* **Records for this task**:
——————————

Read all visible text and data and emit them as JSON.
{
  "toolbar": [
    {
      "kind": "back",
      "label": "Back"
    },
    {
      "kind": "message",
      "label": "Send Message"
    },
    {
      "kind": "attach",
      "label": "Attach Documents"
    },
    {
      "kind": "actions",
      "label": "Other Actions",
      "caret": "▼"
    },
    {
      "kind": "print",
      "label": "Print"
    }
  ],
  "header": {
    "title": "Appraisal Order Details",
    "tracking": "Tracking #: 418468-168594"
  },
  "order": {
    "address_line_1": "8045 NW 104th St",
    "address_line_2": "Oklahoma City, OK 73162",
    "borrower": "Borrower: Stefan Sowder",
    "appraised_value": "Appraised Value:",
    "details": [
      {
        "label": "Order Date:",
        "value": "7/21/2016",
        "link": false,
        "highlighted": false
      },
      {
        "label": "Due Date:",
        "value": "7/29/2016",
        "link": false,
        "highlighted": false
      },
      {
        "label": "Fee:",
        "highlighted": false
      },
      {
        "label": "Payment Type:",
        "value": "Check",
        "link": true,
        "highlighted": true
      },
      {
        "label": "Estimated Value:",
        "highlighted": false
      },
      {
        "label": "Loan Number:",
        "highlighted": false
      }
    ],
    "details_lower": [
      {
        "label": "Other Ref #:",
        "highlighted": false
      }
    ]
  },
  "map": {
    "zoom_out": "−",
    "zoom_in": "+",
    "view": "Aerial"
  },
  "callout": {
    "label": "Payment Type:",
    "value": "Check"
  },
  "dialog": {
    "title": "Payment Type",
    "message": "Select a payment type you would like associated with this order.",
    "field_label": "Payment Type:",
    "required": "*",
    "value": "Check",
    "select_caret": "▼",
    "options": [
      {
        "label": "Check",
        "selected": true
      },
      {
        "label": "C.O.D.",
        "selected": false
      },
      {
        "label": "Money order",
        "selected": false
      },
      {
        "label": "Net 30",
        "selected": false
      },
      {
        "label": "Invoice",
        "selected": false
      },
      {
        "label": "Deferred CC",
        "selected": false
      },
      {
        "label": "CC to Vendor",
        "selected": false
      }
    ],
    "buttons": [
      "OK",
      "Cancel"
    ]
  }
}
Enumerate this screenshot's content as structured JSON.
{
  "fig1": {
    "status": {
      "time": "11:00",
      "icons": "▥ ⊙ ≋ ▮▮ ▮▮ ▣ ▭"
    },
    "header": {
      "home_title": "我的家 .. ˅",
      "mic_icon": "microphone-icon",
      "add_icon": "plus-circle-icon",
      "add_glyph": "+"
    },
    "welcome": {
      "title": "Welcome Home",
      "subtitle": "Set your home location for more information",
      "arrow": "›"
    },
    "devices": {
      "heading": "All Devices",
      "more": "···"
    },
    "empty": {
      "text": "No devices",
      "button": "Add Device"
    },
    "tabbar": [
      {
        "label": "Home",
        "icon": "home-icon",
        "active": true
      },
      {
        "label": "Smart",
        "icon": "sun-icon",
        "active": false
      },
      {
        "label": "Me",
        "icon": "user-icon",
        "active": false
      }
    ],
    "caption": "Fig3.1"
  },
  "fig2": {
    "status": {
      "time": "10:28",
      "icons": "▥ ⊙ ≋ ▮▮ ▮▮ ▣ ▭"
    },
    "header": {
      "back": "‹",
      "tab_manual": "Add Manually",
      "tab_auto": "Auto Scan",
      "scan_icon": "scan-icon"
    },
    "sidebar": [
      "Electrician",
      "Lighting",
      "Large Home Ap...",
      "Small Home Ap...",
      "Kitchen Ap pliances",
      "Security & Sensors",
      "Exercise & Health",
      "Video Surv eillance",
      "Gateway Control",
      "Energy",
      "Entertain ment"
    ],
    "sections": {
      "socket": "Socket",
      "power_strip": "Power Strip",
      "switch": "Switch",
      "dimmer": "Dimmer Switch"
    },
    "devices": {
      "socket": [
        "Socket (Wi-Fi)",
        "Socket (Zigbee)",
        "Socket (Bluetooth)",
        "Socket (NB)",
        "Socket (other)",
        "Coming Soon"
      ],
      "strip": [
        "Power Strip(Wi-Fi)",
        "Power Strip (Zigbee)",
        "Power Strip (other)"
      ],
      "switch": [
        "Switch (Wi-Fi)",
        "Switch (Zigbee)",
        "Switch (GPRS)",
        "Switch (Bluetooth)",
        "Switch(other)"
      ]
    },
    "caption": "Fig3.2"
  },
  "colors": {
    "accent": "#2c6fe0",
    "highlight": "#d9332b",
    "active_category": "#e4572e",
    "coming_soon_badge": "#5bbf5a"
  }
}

——————————

* **What you are asked to do**: Make an exact copy of the records.

* **Reply**:
Read all visible text and data and emit them as JSON.
{
  "toolbar": [
    {
      "kind": "back",
      "label": "Back"
    },
    {
      "kind": "message",
      "label": "Send Message"
    },
    {
      "kind": "attach",
      "label": "Attach Documents"
    },
    {
      "kind": "actions",
      "label": "Other Actions",
      "caret": "▼"
    },
    {
      "kind": "print",
      "label": "Print"
    }
  ],
  "header": {
    "title": "Appraisal Order Details",
    "tracking": "Tracking #: 418468-168594"
  },
  "order": {
    "address_line_1": "8045 NW 104th St",
    "address_line_2": "Oklahoma City, OK 73162",
    "borrower": "Borrower: Stefan Sowder",
    "appraised_value": "Appraised Value:",
    "details": [
      {
        "label": "Order Date:",
        "value": "7/21/2016",
        "link": false,
        "highlighted": false
      },
      {
        "label": "Due Date:",
        "value": "7/29/2016",
        "link": false,
        "highlighted": false
      },
      {
        "label": "Fee:",
        "highlighted": false
      },
      {
        "label": "Payment Type:",
        "value": "Check",
        "link": true,
        "highlighted": true
      },
      {
        "label": "Estimated Value:",
        "highlighted": false
      },
      {
        "label": "Loan Number:",
        "highlighted": false
      }
    ],
    "details_lower": [
      {
        "label": "Other Ref #:",
        "highlighted": false
      }
    ]
  },
  "map": {
    "zoom_out": "−",
    "zoom_in": "+",
    "view": "Aerial"
  },
  "callout": {
    "label": "Payment Type:",
    "value": "Check"
  },
  "dialog": {
    "title": "Payment Type",
    "message": "Select a payment type you would like associated with this order.",
    "field_label": "Payment Type:",
    "required": "*",
    "value": "Check",
    "select_caret": "▼",
    "options": [
      {
        "label": "Check",
        "selected": true
      },
      {
        "label": "C.O.D.",
        "selected": false
      },
      {
        "label": "Money order",
        "selected": false
      },
      {
        "label": "Net 30",
        "selected": false
      },
      {
        "label": "Invoice",
        "selected": false
      },
      {
        "label": "Deferred CC",
        "selected": false
      },
      {
        "label": "CC to Vendor",
        "selected": false
      }
    ],
    "buttons": [
      "OK",
      "Cancel"
    ]
  }
}
Enumerate this screenshot's content as structured JSON.
{
  "fig1": {
    "status": {
      "time": "11:00",
      "icons": "▥ ⊙ ≋ ▮▮ ▮▮ ▣ ▭"
    },
    "header": {
      "home_title": "我的家 .. ˅",
      "mic_icon": "microphone-icon",
      "add_icon": "plus-circle-icon",
      "add_glyph": "+"
    },
    "welcome": {
      "title": "Welcome Home",
      "subtitle": "Set your home location for more information",
      "arrow": "›"
    },
    "devices": {
      "heading": "All Devices",
      "more": "···"
    },
    "empty": {
      "text": "No devices",
      "button": "Add Device"
    },
    "tabbar": [
      {
        "label": "Home",
        "icon": "home-icon",
        "active": true
      },
      {
        "label": "Smart",
        "icon": "sun-icon",
        "active": false
      },
      {
        "label": "Me",
        "icon": "user-icon",
        "active": false
      }
    ],
    "caption": "Fig3.1"
  },
  "fig2": {
    "status": {
      "time": "10:28",
      "icons": "▥ ⊙ ≋ ▮▮ ▮▮ ▣ ▭"
    },
    "header": {
      "back": "‹",
      "tab_manual": "Add Manually",
      "tab_auto": "Auto Scan",
      "scan_icon": "scan-icon"
    },
    "sidebar": [
      "Electrician",
      "Lighting",
      "Large Home Ap...",
      "Small Home Ap...",
      "Kitchen Ap pliances",
      "Security & Sensors",
      "Exercise & Health",
      "Video Surv eillance",
      "Gateway Control",
      "Energy",
      "Entertain ment"
    ],
    "sections": {
      "socket": "Socket",
      "power_strip": "Power Strip",
      "switch": "Switch",
      "dimmer": "Dimmer Switch"
    },
    "devices": {
      "socket": [
        "Socket (Wi-Fi)",
        "Socket (Zigbee)",
        "Socket (Bluetooth)",
        "Socket (NB)",
        "Socket (other)",
        "Coming Soon"
      ],
      "strip": [
        "Power Strip(Wi-Fi)",
        "Power Strip (Zigbee)",
        "Power Strip (other)"
      ],
      "switch": [
        "Switch (Wi-Fi)",
        "Switch (Zigbee)",
        "Switch (GPRS)",
        "Switch (Bluetooth)",
        "Switch(other)"
      ]
    },
    "caption": "Fig3.2"
  },
  "colors": {
    "accent": "#2c6fe0",
    "highlight": "#d9332b",
    "active_category": "#e4572e",
    "coming_soon_badge": "#5bbf5a"
  }
}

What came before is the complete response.